━━━ Records to process

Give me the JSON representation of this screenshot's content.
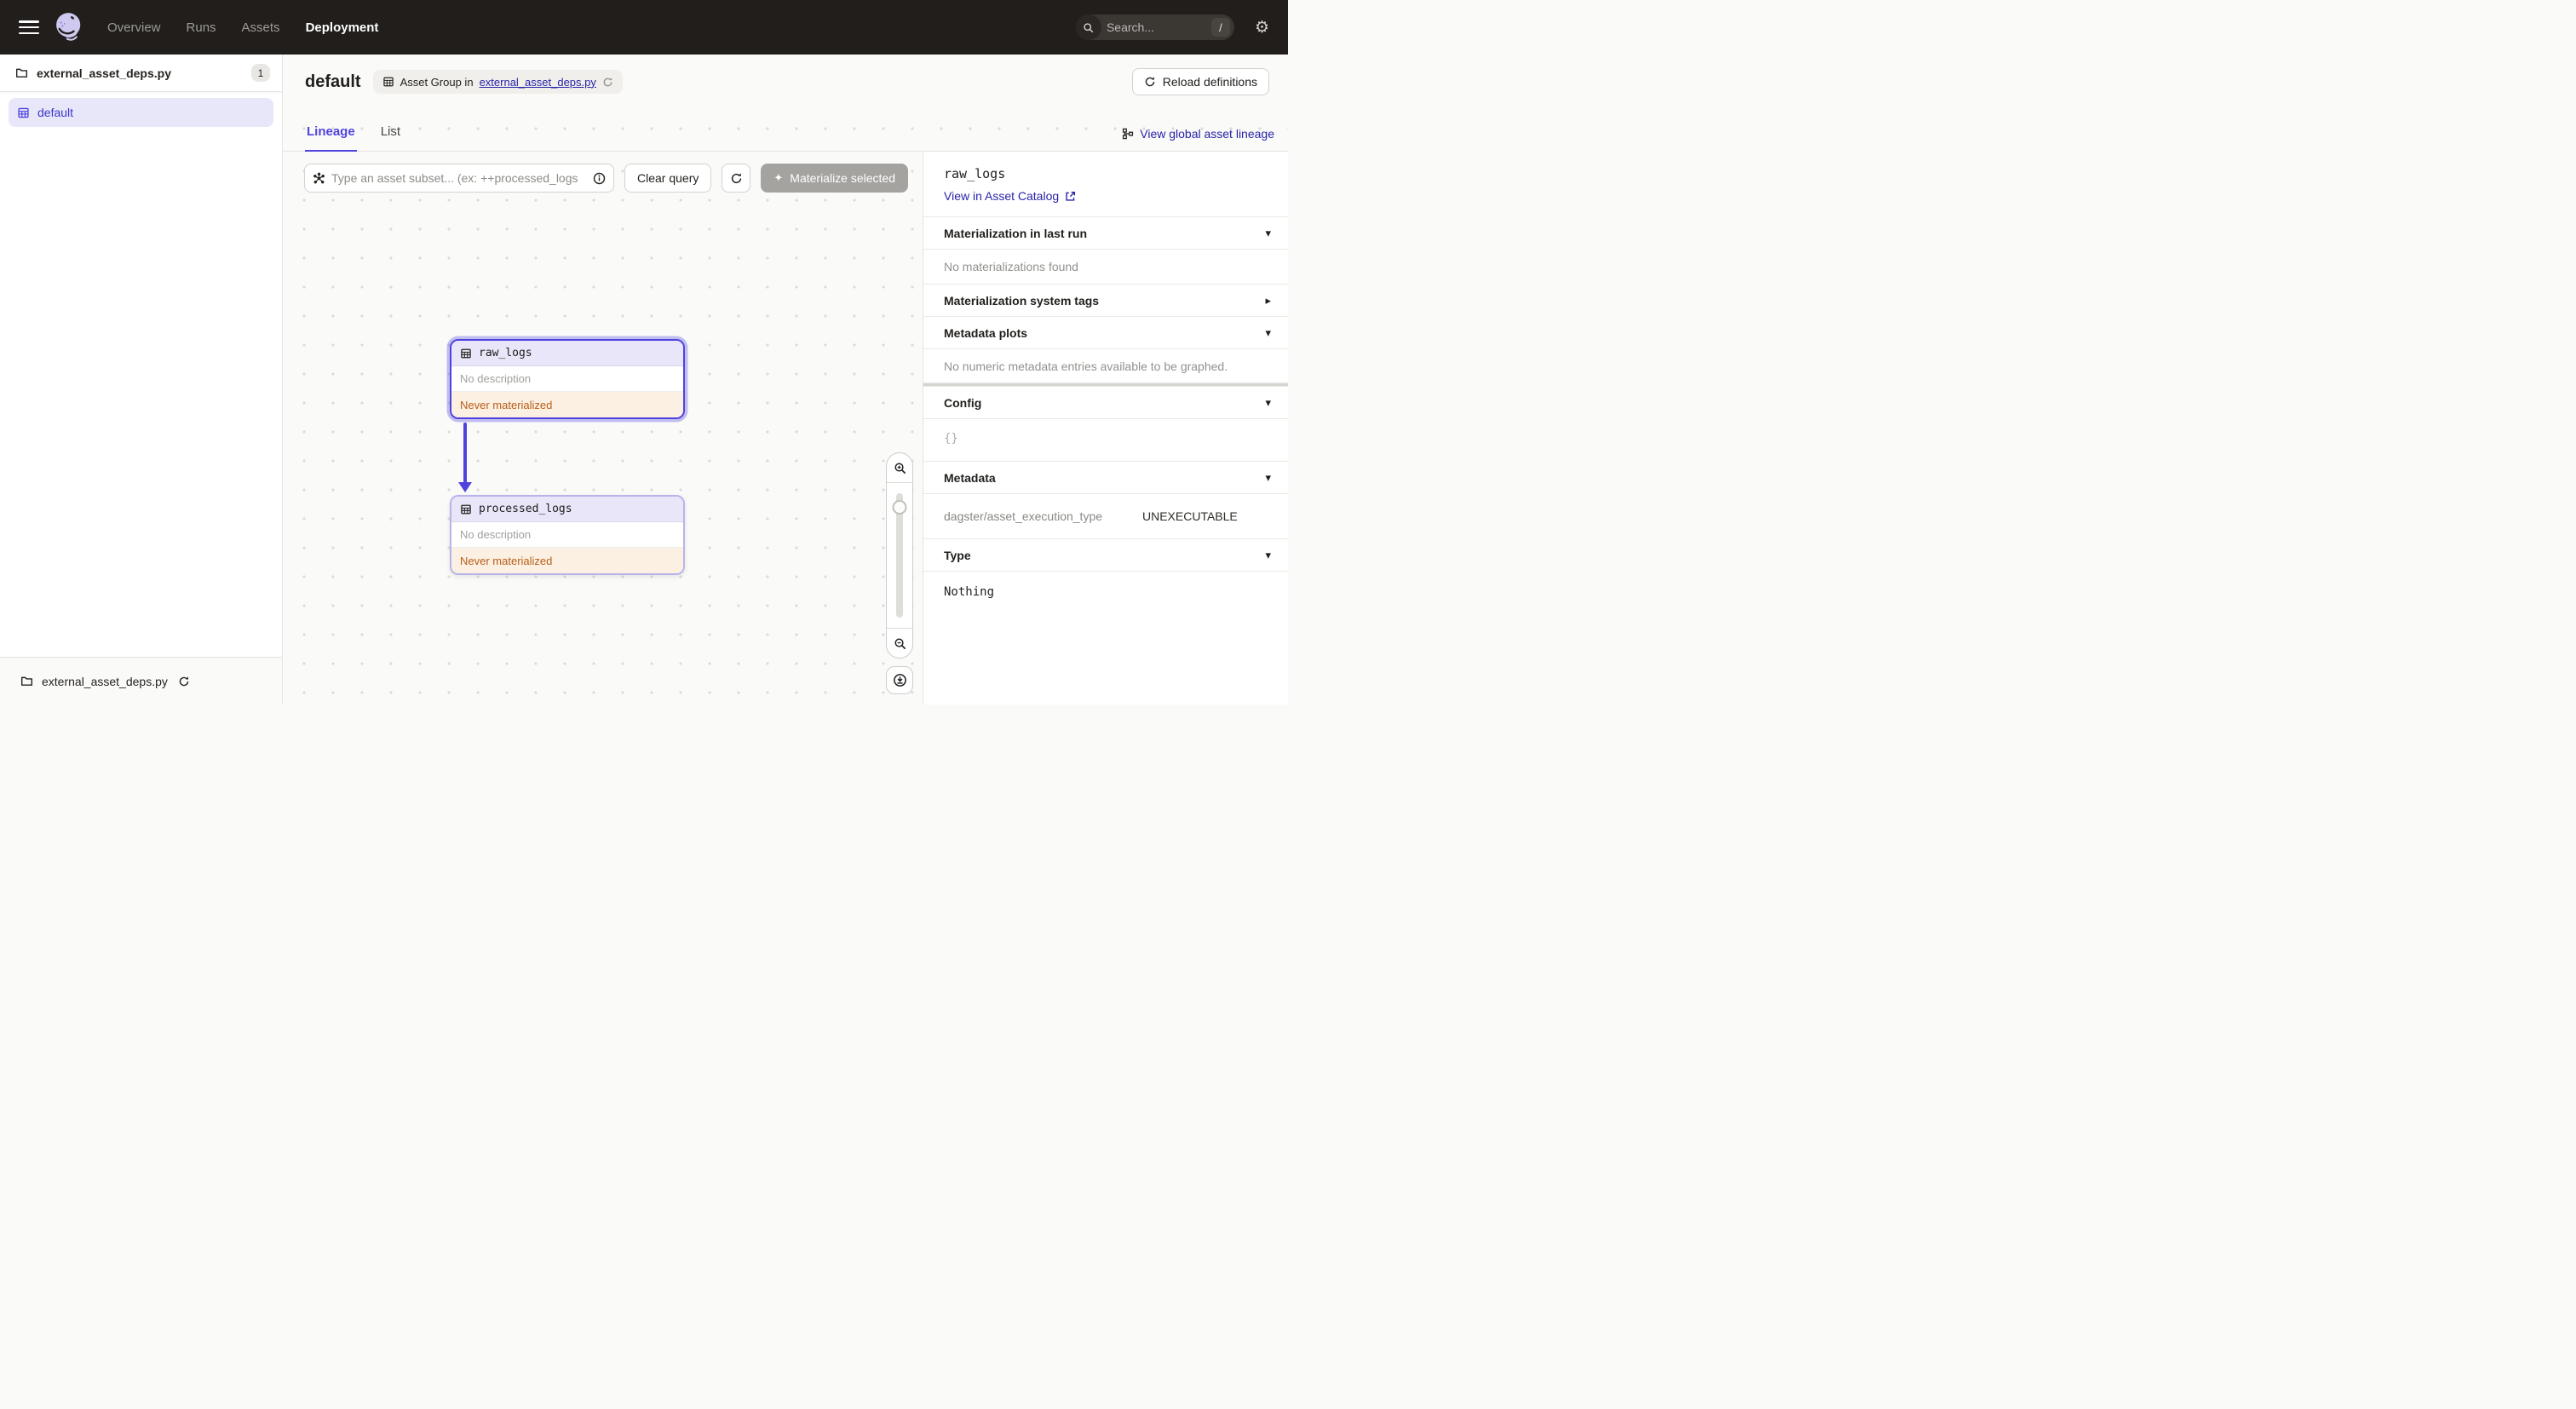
{
  "colors": {
    "accent": "#4F43DD",
    "link": "#2823A8",
    "warn_text": "#BA5D17",
    "warn_bg": "#FBF0E2",
    "nav_bg": "#211E1C",
    "selected_group_bg": "#E8E7FA"
  },
  "topnav": {
    "menu_items": [
      {
        "label": "Overview"
      },
      {
        "label": "Runs"
      },
      {
        "label": "Assets"
      },
      {
        "label": "Deployment"
      }
    ],
    "search_placeholder": "Search...",
    "search_shortcut": "/"
  },
  "sidebar": {
    "module": {
      "label": "external_asset_deps.py",
      "badge": "1"
    },
    "group": {
      "label": "default"
    },
    "footer": {
      "label": "external_asset_deps.py"
    }
  },
  "header": {
    "title": "default",
    "asset_group_prefix": "Asset Group in",
    "asset_group_link": "external_asset_deps.py",
    "reload_button": "Reload definitions"
  },
  "tabs": {
    "lineage": "Lineage",
    "list": "List",
    "global_lineage_link": "View global asset lineage"
  },
  "toolbar": {
    "query_placeholder": "Type an asset subset... (ex: ++processed_logs",
    "clear_button": "Clear query",
    "materialize_button": "Materialize selected"
  },
  "graph": {
    "nodes": [
      {
        "name": "raw_logs",
        "description": "No description",
        "status": "Never materialized"
      },
      {
        "name": "processed_logs",
        "description": "No description",
        "status": "Never materialized"
      }
    ]
  },
  "panel": {
    "title": "raw_logs",
    "catalog_link": "View in Asset Catalog",
    "sections": {
      "mat_last_run": {
        "title": "Materialization in last run",
        "empty": "No materializations found"
      },
      "system_tags": {
        "title": "Materialization system tags"
      },
      "metadata_plots": {
        "title": "Metadata plots",
        "empty": "No numeric metadata entries available to be graphed."
      },
      "config": {
        "title": "Config",
        "value": "{}"
      },
      "metadata": {
        "title": "Metadata",
        "entries": [
          {
            "key": "dagster/asset_execution_type",
            "value": "UNEXECUTABLE"
          }
        ]
      },
      "type": {
        "title": "Type",
        "value": "Nothing"
      }
    }
  },
  "icons": {
    "caret_down": "▾",
    "caret_right": "▸",
    "sparkle": "✦",
    "gear": "⚙"
  }
}
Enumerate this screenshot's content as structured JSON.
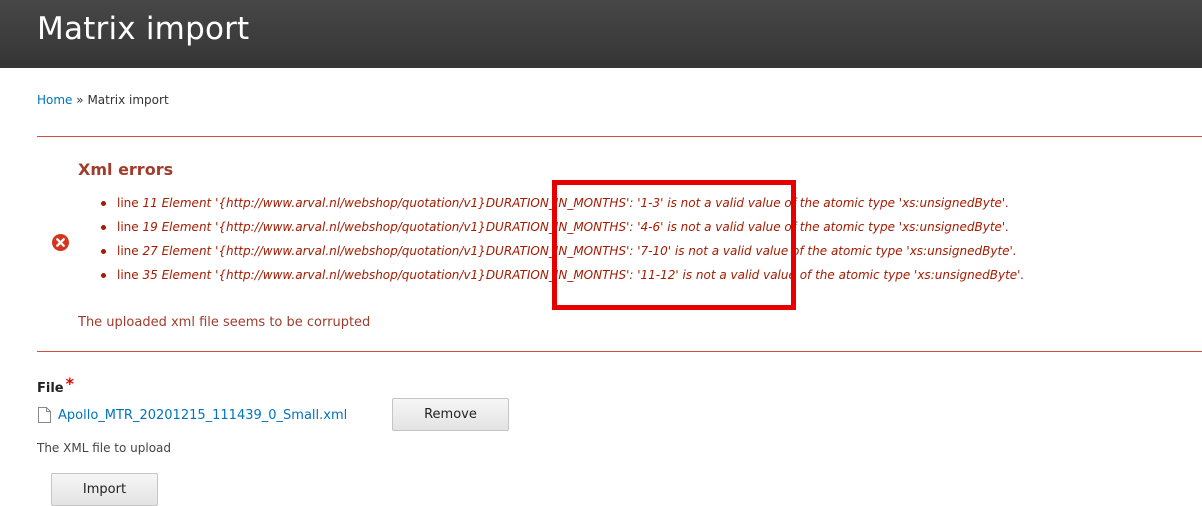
{
  "header": {
    "title": "Matrix import"
  },
  "breadcrumb": {
    "home": "Home",
    "separator": "»",
    "current": "Matrix import"
  },
  "errors": {
    "title": "Xml errors",
    "items": [
      {
        "line_word": "line ",
        "message": "11 Element '{http://www.arval.nl/webshop/quotation/v1}DURATION_IN_MONTHS': '1-3' is not a valid value of the atomic type 'xs:unsignedByte'."
      },
      {
        "line_word": "line ",
        "message": "19 Element '{http://www.arval.nl/webshop/quotation/v1}DURATION_IN_MONTHS': '4-6' is not a valid value of the atomic type 'xs:unsignedByte'."
      },
      {
        "line_word": "line ",
        "message": "27 Element '{http://www.arval.nl/webshop/quotation/v1}DURATION_IN_MONTHS': '7-10' is not a valid value of the atomic type 'xs:unsignedByte'."
      },
      {
        "line_word": "line ",
        "message": "35 Element '{http://www.arval.nl/webshop/quotation/v1}DURATION_IN_MONTHS': '11-12' is not a valid value of the atomic type 'xs:unsignedByte'."
      }
    ],
    "footer": "The uploaded xml file seems to be corrupted"
  },
  "form": {
    "file_label": "File",
    "required_mark": "*",
    "file_name": "Apollo_MTR_20201215_111439_0_Small.xml",
    "remove_label": "Remove",
    "description": "The XML file to upload",
    "import_label": "Import"
  },
  "colors": {
    "header_bg": "#3f3f3f",
    "error_text": "#a51b00",
    "error_border": "#d24e3e",
    "link": "#0074bd",
    "highlight": "#e60000"
  },
  "icons": {
    "error": "error-x-icon",
    "file": "file-icon"
  }
}
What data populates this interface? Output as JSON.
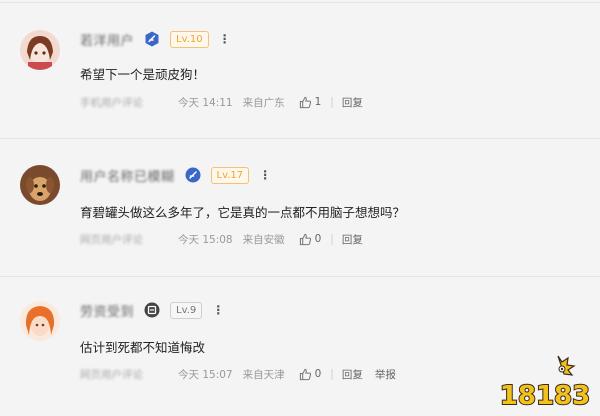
{
  "comments": [
    {
      "username": "若洋用户",
      "level": "Lv.10",
      "level_color": "#f0a533",
      "text": "希望下一个是顽皮狗！",
      "source": "手机用户评论",
      "time": "今天 14:11",
      "location": "来自广东",
      "likes": "1",
      "reply": "回复",
      "verify_color": "#3a67c9"
    },
    {
      "username": "用户名称已模糊",
      "level": "Lv.17",
      "level_color": "#f0a533",
      "text": "育碧罐头做这么多年了，它是真的一点都不用脑子想想吗？",
      "source": "网页用户评论",
      "time": "今天 15:08",
      "location": "来自安徽",
      "likes": "0",
      "reply": "回复",
      "verify_color": "#3a67c9"
    },
    {
      "username": "劳资受到",
      "level": "Lv.9",
      "level_color": "#8c8c8c",
      "text": "估计到死都不知道悔改",
      "source": "网页用户评论",
      "time": "今天 15:07",
      "location": "来自天津",
      "likes": "0",
      "reply": "回复",
      "report": "举报",
      "verify_color": "#444444"
    }
  ],
  "logo": {
    "text": "18183",
    "color": "#f2c21a"
  }
}
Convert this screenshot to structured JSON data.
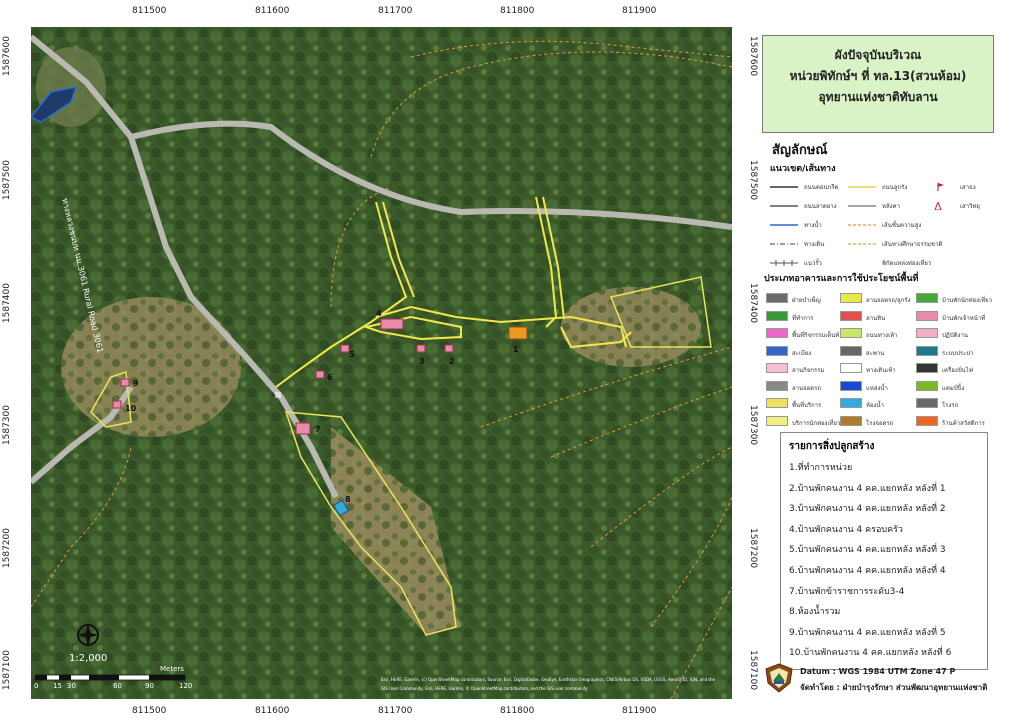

━━━━━━

Search the data for "empty". Copy every matching line.

        "empty": "No materializations found"
        "empty": "No numeric metadata entries available to be graphed."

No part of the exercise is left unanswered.